■ Problem details ■
Only the lines holding the string "name" are needed. Copy each one.

* START Supplied records *

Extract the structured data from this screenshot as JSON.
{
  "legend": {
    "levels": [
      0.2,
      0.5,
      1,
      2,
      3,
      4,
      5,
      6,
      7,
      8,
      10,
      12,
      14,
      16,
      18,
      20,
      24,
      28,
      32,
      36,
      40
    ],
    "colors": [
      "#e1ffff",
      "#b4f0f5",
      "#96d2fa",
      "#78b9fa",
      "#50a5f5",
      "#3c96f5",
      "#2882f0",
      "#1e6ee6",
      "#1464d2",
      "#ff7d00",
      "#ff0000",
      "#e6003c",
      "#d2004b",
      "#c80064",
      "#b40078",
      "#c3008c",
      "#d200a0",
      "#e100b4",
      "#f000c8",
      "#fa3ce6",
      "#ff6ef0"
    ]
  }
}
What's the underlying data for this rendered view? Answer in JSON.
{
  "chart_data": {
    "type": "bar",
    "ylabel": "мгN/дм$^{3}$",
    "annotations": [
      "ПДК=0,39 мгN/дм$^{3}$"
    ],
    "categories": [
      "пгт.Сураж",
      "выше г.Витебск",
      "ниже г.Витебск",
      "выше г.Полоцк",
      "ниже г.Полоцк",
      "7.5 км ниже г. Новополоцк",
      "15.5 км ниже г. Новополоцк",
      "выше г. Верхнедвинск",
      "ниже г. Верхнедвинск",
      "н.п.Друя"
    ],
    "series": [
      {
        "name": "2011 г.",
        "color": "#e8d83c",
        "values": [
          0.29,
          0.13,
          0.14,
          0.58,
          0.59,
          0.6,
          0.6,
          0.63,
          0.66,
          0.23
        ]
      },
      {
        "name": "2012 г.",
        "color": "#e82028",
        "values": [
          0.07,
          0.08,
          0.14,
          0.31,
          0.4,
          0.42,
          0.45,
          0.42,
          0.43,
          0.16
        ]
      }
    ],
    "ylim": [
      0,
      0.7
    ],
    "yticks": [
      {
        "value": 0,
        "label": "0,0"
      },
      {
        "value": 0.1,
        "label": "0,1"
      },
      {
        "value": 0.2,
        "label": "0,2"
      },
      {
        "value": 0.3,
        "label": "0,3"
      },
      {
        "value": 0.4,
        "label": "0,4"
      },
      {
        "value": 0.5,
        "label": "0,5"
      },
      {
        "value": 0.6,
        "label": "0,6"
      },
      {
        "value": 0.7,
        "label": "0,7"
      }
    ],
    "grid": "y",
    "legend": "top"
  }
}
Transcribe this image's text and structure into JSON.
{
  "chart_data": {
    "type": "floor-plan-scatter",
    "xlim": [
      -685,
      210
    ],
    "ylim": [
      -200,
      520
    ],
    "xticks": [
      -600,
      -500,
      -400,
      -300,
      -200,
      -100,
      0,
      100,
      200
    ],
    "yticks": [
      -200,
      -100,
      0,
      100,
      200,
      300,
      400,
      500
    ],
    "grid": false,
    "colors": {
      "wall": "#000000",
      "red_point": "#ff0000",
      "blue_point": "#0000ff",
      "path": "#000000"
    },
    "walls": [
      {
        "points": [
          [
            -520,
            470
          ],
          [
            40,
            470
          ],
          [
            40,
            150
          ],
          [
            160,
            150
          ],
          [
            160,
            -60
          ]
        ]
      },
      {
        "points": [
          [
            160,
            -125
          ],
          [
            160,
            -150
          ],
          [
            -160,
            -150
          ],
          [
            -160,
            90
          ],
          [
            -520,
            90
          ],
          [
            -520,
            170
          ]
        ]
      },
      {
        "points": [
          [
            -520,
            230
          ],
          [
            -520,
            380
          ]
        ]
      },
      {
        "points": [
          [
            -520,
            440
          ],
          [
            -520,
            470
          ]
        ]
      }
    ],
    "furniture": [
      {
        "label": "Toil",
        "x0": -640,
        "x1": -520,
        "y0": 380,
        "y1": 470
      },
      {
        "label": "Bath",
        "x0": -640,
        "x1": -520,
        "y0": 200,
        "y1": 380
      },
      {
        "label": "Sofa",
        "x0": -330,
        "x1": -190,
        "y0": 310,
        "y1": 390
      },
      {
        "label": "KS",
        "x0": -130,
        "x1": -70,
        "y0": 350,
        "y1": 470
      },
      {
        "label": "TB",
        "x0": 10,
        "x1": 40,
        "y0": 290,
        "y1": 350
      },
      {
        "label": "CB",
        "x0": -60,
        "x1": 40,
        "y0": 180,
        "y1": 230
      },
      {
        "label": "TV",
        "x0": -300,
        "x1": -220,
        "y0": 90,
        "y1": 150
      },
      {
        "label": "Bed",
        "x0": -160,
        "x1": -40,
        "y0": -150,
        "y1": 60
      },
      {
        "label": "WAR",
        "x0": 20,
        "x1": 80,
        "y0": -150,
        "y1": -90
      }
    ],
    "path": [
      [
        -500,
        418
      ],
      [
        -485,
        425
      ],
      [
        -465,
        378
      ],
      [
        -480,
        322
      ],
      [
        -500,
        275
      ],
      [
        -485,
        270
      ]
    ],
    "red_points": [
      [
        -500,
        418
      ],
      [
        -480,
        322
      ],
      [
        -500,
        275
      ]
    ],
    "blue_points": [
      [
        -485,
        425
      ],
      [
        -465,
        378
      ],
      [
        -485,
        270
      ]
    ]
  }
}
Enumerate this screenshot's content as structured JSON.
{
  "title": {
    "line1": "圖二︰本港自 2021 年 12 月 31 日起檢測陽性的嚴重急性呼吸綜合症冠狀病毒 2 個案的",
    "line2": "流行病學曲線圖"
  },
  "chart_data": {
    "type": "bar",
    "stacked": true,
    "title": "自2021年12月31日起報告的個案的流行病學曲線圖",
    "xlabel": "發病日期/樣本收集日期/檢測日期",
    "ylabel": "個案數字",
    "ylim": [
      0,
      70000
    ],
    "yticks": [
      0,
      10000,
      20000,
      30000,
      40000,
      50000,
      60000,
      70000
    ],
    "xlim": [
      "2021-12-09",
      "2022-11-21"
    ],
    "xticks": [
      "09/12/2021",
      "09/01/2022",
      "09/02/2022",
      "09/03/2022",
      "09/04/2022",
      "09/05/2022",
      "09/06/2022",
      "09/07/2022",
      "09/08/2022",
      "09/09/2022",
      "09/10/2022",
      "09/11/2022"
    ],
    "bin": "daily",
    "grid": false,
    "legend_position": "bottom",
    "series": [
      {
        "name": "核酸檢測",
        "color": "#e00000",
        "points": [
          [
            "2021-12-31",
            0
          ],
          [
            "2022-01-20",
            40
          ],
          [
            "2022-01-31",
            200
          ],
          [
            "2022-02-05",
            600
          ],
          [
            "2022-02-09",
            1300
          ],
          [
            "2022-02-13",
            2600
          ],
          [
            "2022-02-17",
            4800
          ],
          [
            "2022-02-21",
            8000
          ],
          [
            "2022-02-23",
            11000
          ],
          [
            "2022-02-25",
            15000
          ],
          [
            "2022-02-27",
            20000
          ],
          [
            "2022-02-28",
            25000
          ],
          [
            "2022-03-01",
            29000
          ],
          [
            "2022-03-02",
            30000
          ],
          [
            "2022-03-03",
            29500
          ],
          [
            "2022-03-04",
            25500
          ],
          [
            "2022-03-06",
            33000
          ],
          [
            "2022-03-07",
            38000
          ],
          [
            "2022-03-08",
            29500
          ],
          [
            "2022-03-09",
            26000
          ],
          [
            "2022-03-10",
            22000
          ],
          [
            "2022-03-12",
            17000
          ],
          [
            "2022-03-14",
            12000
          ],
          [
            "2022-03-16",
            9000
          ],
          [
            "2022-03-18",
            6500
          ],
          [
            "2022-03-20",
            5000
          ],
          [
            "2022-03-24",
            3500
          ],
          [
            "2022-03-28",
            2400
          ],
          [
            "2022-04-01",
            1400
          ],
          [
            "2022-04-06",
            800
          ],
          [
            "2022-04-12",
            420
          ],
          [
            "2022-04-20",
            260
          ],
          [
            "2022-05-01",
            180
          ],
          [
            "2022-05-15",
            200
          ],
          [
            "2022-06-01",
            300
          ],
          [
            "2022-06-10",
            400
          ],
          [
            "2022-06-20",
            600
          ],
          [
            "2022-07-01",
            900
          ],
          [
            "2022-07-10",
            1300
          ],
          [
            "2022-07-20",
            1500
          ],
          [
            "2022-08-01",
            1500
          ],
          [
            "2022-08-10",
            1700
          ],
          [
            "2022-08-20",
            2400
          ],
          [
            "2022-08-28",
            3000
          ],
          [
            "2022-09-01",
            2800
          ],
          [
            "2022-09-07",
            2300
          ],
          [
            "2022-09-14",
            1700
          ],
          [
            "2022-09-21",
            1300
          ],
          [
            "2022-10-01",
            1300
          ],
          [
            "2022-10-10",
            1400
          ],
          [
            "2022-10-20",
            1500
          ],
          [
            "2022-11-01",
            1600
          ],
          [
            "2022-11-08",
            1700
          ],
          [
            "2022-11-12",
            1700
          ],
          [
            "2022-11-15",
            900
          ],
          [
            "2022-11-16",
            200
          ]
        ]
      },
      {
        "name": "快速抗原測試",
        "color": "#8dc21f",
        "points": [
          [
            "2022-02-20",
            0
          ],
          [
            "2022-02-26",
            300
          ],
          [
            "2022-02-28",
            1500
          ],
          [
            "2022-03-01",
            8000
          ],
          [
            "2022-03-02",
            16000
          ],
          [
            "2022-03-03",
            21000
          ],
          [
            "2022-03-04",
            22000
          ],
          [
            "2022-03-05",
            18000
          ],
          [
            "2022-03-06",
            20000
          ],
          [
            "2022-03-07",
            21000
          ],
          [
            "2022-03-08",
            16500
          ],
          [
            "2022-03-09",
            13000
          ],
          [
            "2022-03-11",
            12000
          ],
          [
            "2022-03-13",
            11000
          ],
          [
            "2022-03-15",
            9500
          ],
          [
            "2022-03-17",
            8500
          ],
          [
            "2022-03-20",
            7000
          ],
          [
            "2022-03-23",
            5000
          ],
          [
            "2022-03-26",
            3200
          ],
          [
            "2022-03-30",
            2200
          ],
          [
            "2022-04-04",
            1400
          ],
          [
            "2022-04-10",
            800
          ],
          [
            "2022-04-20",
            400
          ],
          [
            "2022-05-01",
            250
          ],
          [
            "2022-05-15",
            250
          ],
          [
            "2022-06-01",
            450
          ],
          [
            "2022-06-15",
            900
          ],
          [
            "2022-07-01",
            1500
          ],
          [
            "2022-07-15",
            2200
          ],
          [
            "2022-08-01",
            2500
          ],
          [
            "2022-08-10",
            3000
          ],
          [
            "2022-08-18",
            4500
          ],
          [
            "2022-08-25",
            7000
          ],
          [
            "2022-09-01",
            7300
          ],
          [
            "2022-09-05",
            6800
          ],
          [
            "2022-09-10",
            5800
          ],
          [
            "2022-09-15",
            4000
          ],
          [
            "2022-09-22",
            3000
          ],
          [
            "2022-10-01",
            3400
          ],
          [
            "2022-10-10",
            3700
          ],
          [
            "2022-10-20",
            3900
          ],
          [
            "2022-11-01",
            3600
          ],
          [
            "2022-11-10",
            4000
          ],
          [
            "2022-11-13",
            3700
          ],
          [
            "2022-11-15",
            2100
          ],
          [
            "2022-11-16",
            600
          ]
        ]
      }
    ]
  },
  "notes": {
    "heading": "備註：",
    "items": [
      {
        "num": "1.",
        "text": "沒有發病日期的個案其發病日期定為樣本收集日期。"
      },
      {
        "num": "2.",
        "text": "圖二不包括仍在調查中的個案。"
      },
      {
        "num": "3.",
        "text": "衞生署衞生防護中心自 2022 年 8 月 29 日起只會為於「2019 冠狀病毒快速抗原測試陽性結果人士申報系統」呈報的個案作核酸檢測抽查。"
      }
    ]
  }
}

* END Supplied records *

■ Solution to this problem ■
        "name": "2011 г.",
        "name": "2012 г.",
        "name": "核酸檢測",
        "name": "快速抗原測試",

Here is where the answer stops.